The records that follow must be repeated verbatim, every one of them.

- **Records to process**

▶

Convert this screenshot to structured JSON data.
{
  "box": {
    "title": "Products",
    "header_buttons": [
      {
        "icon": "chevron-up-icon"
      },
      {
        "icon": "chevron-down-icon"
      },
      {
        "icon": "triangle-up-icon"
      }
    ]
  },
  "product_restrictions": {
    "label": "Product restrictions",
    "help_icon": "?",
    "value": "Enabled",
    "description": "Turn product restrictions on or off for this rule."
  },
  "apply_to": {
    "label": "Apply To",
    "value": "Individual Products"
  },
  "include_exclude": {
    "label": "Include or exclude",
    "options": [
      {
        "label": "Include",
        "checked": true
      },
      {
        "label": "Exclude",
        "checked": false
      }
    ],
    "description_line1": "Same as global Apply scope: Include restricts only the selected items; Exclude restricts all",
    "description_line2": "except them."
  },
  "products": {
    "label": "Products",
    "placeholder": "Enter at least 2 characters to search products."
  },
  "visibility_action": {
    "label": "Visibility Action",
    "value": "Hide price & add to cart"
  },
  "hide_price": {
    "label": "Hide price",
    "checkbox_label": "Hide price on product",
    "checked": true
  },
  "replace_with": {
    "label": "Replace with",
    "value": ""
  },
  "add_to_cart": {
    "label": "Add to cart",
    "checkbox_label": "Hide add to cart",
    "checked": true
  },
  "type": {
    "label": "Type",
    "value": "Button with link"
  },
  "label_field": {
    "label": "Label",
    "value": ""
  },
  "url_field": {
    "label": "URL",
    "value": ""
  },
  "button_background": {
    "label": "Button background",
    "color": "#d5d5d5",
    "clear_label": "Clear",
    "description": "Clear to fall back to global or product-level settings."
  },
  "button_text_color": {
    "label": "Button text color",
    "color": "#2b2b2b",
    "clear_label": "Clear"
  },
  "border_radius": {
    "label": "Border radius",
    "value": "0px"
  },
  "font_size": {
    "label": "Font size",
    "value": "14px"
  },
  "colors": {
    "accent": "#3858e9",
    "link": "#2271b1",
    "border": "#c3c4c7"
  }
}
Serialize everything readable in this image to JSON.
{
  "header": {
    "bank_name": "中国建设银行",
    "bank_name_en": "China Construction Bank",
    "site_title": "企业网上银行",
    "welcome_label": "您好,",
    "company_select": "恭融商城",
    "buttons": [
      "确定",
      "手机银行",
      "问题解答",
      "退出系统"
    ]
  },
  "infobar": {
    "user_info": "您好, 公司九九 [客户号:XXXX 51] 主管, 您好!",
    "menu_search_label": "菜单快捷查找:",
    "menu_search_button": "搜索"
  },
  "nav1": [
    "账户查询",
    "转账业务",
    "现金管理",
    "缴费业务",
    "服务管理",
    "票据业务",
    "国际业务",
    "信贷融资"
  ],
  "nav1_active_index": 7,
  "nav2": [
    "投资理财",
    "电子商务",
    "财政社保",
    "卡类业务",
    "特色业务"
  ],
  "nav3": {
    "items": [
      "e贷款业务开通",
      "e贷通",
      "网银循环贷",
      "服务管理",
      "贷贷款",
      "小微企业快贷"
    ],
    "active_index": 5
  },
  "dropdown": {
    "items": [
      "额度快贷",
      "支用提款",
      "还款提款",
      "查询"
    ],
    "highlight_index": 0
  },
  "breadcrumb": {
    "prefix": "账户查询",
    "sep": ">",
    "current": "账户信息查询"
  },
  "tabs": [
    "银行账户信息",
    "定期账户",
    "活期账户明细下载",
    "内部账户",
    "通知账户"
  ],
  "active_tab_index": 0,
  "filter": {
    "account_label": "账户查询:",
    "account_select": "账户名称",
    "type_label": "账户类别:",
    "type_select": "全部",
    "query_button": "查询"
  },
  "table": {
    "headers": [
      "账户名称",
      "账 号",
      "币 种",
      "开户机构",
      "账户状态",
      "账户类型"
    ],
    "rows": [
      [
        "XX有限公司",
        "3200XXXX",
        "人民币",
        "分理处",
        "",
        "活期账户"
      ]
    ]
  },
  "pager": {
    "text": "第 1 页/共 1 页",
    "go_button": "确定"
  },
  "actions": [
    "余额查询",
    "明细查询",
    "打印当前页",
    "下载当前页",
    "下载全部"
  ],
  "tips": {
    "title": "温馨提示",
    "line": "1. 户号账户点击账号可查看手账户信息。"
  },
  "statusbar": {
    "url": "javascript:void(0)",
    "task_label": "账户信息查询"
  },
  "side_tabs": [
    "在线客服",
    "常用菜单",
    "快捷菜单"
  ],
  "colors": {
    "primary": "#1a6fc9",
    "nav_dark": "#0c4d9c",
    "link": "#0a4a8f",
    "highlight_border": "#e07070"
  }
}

◀

- **Response below**
Convert this screenshot to structured JSON data.
{
  "box": {
    "title": "Products",
    "header_buttons": [
      {
        "icon": "chevron-up-icon"
      },
      {
        "icon": "chevron-down-icon"
      },
      {
        "icon": "triangle-up-icon"
      }
    ]
  },
  "product_restrictions": {
    "label": "Product restrictions",
    "help_icon": "?",
    "value": "Enabled",
    "description": "Turn product restrictions on or off for this rule."
  },
  "apply_to": {
    "label": "Apply To",
    "value": "Individual Products"
  },
  "include_exclude": {
    "label": "Include or exclude",
    "options": [
      {
        "label": "Include",
        "checked": true
      },
      {
        "label": "Exclude",
        "checked": false
      }
    ],
    "description_line1": "Same as global Apply scope: Include restricts only the selected items; Exclude restricts all",
    "description_line2": "except them."
  },
  "products": {
    "label": "Products",
    "placeholder": "Enter at least 2 characters to search products."
  },
  "visibility_action": {
    "label": "Visibility Action",
    "value": "Hide price & add to cart"
  },
  "hide_price": {
    "label": "Hide price",
    "checkbox_label": "Hide price on product",
    "checked": true
  },
  "replace_with": {
    "label": "Replace with",
    "value": ""
  },
  "add_to_cart": {
    "label": "Add to cart",
    "checkbox_label": "Hide add to cart",
    "checked": true
  },
  "type": {
    "label": "Type",
    "value": "Button with link"
  },
  "label_field": {
    "label": "Label",
    "value": ""
  },
  "url_field": {
    "label": "URL",
    "value": ""
  },
  "button_background": {
    "label": "Button background",
    "color": "#d5d5d5",
    "clear_label": "Clear",
    "description": "Clear to fall back to global or product-level settings."
  },
  "button_text_color": {
    "label": "Button text color",
    "color": "#2b2b2b",
    "clear_label": "Clear"
  },
  "border_radius": {
    "label": "Border radius",
    "value": "0px"
  },
  "font_size": {
    "label": "Font size",
    "value": "14px"
  },
  "colors": {
    "accent": "#3858e9",
    "link": "#2271b1",
    "border": "#c3c4c7"
  }
}
Serialize everything readable in this image to JSON.
{
  "header": {
    "bank_name": "中国建设银行",
    "bank_name_en": "China Construction Bank",
    "site_title": "企业网上银行",
    "welcome_label": "您好,",
    "company_select": "恭融商城",
    "buttons": [
      "确定",
      "手机银行",
      "问题解答",
      "退出系统"
    ]
  },
  "infobar": {
    "user_info": "您好, 公司九九 [客户号:XXXX 51] 主管, 您好!",
    "menu_search_label": "菜单快捷查找:",
    "menu_search_button": "搜索"
  },
  "nav1": [
    "账户查询",
    "转账业务",
    "现金管理",
    "缴费业务",
    "服务管理",
    "票据业务",
    "国际业务",
    "信贷融资"
  ],
  "nav1_active_index": 7,
  "nav2": [
    "投资理财",
    "电子商务",
    "财政社保",
    "卡类业务",
    "特色业务"
  ],
  "nav3": {
    "items": [
      "e贷款业务开通",
      "e贷通",
      "网银循环贷",
      "服务管理",
      "贷贷款",
      "小微企业快贷"
    ],
    "active_index": 5
  },
  "dropdown": {
    "items": [
      "额度快贷",
      "支用提款",
      "还款提款",
      "查询"
    ],
    "highlight_index": 0
  },
  "breadcrumb": {
    "prefix": "账户查询",
    "sep": ">",
    "current": "账户信息查询"
  },
  "tabs": [
    "银行账户信息",
    "定期账户",
    "活期账户明细下载",
    "内部账户",
    "通知账户"
  ],
  "active_tab_index": 0,
  "filter": {
    "account_label": "账户查询:",
    "account_select": "账户名称",
    "type_label": "账户类别:",
    "type_select": "全部",
    "query_button": "查询"
  },
  "table": {
    "headers": [
      "账户名称",
      "账 号",
      "币 种",
      "开户机构",
      "账户状态",
      "账户类型"
    ],
    "rows": [
      [
        "XX有限公司",
        "3200XXXX",
        "人民币",
        "分理处",
        "",
        "活期账户"
      ]
    ]
  },
  "pager": {
    "text": "第 1 页/共 1 页",
    "go_button": "确定"
  },
  "actions": [
    "余额查询",
    "明细查询",
    "打印当前页",
    "下载当前页",
    "下载全部"
  ],
  "tips": {
    "title": "温馨提示",
    "line": "1. 户号账户点击账号可查看手账户信息。"
  },
  "statusbar": {
    "url": "javascript:void(0)",
    "task_label": "账户信息查询"
  },
  "side_tabs": [
    "在线客服",
    "常用菜单",
    "快捷菜单"
  ],
  "colors": {
    "primary": "#1a6fc9",
    "nav_dark": "#0c4d9c",
    "link": "#0a4a8f",
    "highlight_border": "#e07070"
  }
}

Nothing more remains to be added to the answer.